> **Instruction**
What is needed here is an exact copy of every entry.

Stored items:
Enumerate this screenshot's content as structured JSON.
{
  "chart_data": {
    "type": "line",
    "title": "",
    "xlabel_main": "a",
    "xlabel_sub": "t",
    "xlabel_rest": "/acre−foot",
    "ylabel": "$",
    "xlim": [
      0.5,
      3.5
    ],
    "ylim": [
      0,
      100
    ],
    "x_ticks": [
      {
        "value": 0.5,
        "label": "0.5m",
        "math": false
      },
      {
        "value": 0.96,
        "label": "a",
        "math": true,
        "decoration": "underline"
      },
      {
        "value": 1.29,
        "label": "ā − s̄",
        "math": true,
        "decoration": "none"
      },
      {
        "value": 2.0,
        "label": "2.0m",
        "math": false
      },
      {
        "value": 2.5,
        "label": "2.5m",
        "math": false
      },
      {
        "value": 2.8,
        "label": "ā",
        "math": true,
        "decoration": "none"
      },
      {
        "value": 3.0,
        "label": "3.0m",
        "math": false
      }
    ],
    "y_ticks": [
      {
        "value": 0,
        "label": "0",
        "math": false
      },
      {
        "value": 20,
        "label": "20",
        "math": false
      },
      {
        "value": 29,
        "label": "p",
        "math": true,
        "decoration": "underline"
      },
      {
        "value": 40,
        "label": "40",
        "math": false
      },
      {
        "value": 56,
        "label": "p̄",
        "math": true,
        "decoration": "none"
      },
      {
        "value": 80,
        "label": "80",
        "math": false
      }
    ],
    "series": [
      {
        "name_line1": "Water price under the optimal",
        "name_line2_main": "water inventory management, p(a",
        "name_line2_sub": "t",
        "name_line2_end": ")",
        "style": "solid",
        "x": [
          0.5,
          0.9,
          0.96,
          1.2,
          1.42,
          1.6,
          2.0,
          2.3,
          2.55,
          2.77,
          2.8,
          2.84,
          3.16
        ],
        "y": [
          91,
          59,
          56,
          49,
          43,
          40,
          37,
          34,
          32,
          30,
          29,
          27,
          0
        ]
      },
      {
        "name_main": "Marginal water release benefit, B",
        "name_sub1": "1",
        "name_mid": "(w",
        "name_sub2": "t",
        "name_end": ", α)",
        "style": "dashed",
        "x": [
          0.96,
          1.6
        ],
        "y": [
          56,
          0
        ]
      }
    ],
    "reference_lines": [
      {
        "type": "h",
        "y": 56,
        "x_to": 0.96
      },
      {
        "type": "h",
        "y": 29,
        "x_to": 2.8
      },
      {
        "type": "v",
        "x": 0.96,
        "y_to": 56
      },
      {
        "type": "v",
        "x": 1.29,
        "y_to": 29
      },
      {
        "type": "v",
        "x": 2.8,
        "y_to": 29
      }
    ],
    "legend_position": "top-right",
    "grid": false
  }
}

> **Result of this task**
Enumerate this screenshot's content as structured JSON.
{
  "chart_data": {
    "type": "line",
    "title": "",
    "xlabel_main": "a",
    "xlabel_sub": "t",
    "xlabel_rest": "/acre−foot",
    "ylabel": "$",
    "xlim": [
      0.5,
      3.5
    ],
    "ylim": [
      0,
      100
    ],
    "x_ticks": [
      {
        "value": 0.5,
        "label": "0.5m",
        "math": false
      },
      {
        "value": 0.96,
        "label": "a",
        "math": true,
        "decoration": "underline"
      },
      {
        "value": 1.29,
        "label": "ā − s̄",
        "math": true,
        "decoration": "none"
      },
      {
        "value": 2.0,
        "label": "2.0m",
        "math": false
      },
      {
        "value": 2.5,
        "label": "2.5m",
        "math": false
      },
      {
        "value": 2.8,
        "label": "ā",
        "math": true,
        "decoration": "none"
      },
      {
        "value": 3.0,
        "label": "3.0m",
        "math": false
      }
    ],
    "y_ticks": [
      {
        "value": 0,
        "label": "0",
        "math": false
      },
      {
        "value": 20,
        "label": "20",
        "math": false
      },
      {
        "value": 29,
        "label": "p",
        "math": true,
        "decoration": "underline"
      },
      {
        "value": 40,
        "label": "40",
        "math": false
      },
      {
        "value": 56,
        "label": "p̄",
        "math": true,
        "decoration": "none"
      },
      {
        "value": 80,
        "label": "80",
        "math": false
      }
    ],
    "series": [
      {
        "name_line1": "Water price under the optimal",
        "name_line2_main": "water inventory management, p(a",
        "name_line2_sub": "t",
        "name_line2_end": ")",
        "style": "solid",
        "x": [
          0.5,
          0.9,
          0.96,
          1.2,
          1.42,
          1.6,
          2.0,
          2.3,
          2.55,
          2.77,
          2.8,
          2.84,
          3.16
        ],
        "y": [
          91,
          59,
          56,
          49,
          43,
          40,
          37,
          34,
          32,
          30,
          29,
          27,
          0
        ]
      },
      {
        "name_main": "Marginal water release benefit, B",
        "name_sub1": "1",
        "name_mid": "(w",
        "name_sub2": "t",
        "name_end": ", α)",
        "style": "dashed",
        "x": [
          0.96,
          1.6
        ],
        "y": [
          56,
          0
        ]
      }
    ],
    "reference_lines": [
      {
        "type": "h",
        "y": 56,
        "x_to": 0.96
      },
      {
        "type": "h",
        "y": 29,
        "x_to": 2.8
      },
      {
        "type": "v",
        "x": 0.96,
        "y_to": 56
      },
      {
        "type": "v",
        "x": 1.29,
        "y_to": 29
      },
      {
        "type": "v",
        "x": 2.8,
        "y_to": 29
      }
    ],
    "legend_position": "top-right",
    "grid": false
  }
}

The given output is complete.